• TASK ITEM:
Reproduce the following entries verbatim, each one complete.

(Dataset records of document pages)
⁂

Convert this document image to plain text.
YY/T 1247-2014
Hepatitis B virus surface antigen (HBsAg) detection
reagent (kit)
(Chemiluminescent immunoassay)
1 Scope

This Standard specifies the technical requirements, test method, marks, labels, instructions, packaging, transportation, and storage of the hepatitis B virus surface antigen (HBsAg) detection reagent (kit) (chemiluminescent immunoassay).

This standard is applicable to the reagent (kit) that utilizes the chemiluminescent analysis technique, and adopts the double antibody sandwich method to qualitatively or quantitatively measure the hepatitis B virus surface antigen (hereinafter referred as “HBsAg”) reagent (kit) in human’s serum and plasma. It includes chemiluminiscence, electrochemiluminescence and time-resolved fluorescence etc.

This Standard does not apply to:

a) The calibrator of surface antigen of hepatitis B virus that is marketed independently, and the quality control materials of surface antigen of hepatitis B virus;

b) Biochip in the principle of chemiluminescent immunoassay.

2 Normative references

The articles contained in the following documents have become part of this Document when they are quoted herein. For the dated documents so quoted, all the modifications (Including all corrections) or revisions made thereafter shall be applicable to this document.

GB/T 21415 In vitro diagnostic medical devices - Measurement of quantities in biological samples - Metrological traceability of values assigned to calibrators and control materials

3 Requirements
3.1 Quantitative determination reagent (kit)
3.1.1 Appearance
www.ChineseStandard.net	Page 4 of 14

⁂

• PROBLEM SOLUTION:
Convert this document image to plain text.
YY/T 1247-2014
Hepatitis B virus surface antigen (HBsAg) detection
reagent (kit)
(Chemiluminescent immunoassay)
1 Scope

This Standard specifies the technical requirements, test method, marks, labels, instructions, packaging, transportation, and storage of the hepatitis B virus surface antigen (HBsAg) detection reagent (kit) (chemiluminescent immunoassay).

This standard is applicable to the reagent (kit) that utilizes the chemiluminescent analysis technique, and adopts the double antibody sandwich method to qualitatively or quantitatively measure the hepatitis B virus surface antigen (hereinafter referred as “HBsAg”) reagent (kit) in human’s serum and plasma. It includes chemiluminiscence, electrochemiluminescence and time-resolved fluorescence etc.

This Standard does not apply to:

a) The calibrator of surface antigen of hepatitis B virus that is marketed independently, and the quality control materials of surface antigen of hepatitis B virus;

b) Biochip in the principle of chemiluminescent immunoassay.

2 Normative references

The articles contained in the following documents have become part of this Document when they are quoted herein. For the dated documents so quoted, all the modifications (Including all corrections) or revisions made thereafter shall be applicable to this document.

GB/T 21415 In vitro diagnostic medical devices - Measurement of quantities in biological samples - Metrological traceability of values assigned to calibrators and control materials

3 Requirements
3.1 Quantitative determination reagent (kit)
3.1.1 Appearance
www.ChineseStandard.net	Page 4 of 14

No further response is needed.